## Task
List every line in this data where the string "Мосты" occurs.

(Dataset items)
---
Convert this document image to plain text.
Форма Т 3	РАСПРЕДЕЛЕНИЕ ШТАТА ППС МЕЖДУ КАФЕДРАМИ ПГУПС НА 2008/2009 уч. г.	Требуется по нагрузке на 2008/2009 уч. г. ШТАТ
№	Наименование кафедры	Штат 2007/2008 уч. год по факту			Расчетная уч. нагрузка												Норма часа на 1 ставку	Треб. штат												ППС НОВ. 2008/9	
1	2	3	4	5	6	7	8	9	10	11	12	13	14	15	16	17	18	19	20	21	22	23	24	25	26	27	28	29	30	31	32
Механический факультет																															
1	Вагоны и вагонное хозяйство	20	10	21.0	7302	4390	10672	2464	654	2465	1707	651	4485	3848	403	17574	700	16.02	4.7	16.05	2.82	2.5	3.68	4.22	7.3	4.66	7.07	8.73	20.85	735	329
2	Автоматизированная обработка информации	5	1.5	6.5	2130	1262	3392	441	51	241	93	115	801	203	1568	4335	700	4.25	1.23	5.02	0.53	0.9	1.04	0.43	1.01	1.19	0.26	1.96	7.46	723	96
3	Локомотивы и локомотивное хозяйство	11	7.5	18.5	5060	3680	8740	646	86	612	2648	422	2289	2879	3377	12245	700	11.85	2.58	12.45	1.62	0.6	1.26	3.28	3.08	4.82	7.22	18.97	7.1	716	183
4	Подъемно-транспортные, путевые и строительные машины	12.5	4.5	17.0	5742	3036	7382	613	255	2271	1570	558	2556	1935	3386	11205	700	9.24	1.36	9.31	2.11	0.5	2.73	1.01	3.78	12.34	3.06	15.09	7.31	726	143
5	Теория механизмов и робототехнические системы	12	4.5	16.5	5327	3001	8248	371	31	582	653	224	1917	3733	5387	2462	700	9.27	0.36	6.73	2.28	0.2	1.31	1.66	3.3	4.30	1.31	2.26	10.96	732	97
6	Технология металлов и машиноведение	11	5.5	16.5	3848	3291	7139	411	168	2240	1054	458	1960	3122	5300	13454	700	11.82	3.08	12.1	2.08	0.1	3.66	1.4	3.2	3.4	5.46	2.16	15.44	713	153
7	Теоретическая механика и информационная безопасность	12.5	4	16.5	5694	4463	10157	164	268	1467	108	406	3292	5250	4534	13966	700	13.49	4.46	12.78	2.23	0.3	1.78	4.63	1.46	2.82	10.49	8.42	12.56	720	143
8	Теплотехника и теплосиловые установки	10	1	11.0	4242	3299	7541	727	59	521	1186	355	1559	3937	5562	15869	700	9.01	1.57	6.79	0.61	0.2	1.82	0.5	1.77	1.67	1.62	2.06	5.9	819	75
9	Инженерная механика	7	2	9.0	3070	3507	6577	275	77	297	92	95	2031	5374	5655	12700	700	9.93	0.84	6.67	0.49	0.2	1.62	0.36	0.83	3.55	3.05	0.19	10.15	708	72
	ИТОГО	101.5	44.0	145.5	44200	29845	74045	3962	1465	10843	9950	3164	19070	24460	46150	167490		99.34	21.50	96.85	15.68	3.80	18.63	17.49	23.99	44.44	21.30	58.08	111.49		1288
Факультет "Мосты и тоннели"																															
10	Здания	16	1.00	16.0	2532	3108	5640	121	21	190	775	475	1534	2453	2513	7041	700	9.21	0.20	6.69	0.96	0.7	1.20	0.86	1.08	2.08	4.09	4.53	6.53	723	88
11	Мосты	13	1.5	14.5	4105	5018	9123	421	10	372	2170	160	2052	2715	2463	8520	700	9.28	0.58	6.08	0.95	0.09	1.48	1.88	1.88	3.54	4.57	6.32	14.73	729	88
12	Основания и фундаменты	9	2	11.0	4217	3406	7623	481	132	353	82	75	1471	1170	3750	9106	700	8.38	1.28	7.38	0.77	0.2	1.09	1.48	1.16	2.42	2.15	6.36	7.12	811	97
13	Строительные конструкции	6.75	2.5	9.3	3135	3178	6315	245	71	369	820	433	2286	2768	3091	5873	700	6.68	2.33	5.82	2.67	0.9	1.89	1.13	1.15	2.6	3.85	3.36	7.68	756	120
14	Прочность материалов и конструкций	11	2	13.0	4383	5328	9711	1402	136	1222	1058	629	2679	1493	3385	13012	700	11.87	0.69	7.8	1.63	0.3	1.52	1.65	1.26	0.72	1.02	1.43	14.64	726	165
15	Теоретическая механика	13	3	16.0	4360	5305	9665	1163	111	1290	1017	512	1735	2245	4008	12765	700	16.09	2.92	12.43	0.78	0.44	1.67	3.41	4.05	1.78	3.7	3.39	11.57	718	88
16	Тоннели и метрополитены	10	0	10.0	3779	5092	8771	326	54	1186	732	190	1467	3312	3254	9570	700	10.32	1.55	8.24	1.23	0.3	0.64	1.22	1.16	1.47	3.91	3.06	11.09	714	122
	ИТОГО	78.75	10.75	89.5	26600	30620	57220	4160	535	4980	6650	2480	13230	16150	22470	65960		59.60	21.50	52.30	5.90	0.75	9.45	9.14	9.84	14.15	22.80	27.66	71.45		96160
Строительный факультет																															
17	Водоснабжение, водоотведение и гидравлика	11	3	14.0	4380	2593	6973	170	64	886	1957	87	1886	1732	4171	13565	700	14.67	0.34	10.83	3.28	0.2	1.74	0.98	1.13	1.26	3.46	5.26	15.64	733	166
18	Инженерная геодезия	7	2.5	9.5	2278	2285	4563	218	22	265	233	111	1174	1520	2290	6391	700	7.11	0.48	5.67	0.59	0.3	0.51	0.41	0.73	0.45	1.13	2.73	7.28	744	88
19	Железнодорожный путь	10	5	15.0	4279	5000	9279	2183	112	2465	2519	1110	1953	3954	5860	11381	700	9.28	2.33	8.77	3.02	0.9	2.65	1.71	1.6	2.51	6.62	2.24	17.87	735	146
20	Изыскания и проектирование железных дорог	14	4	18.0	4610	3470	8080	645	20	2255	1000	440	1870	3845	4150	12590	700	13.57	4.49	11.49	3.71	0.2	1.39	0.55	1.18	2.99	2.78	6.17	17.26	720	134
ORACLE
---
## The answer
Факультет "Мосты и тоннели"																															
11	Мосты	13	1.5	14.5	4105	5018	9123	421	10	372	2170	160	2052	2715	2463	8520	700	9.28	0.58	6.08	0.95	0.09	1.48	1.88	1.88	3.54	4.57	6.32	14.73	729	88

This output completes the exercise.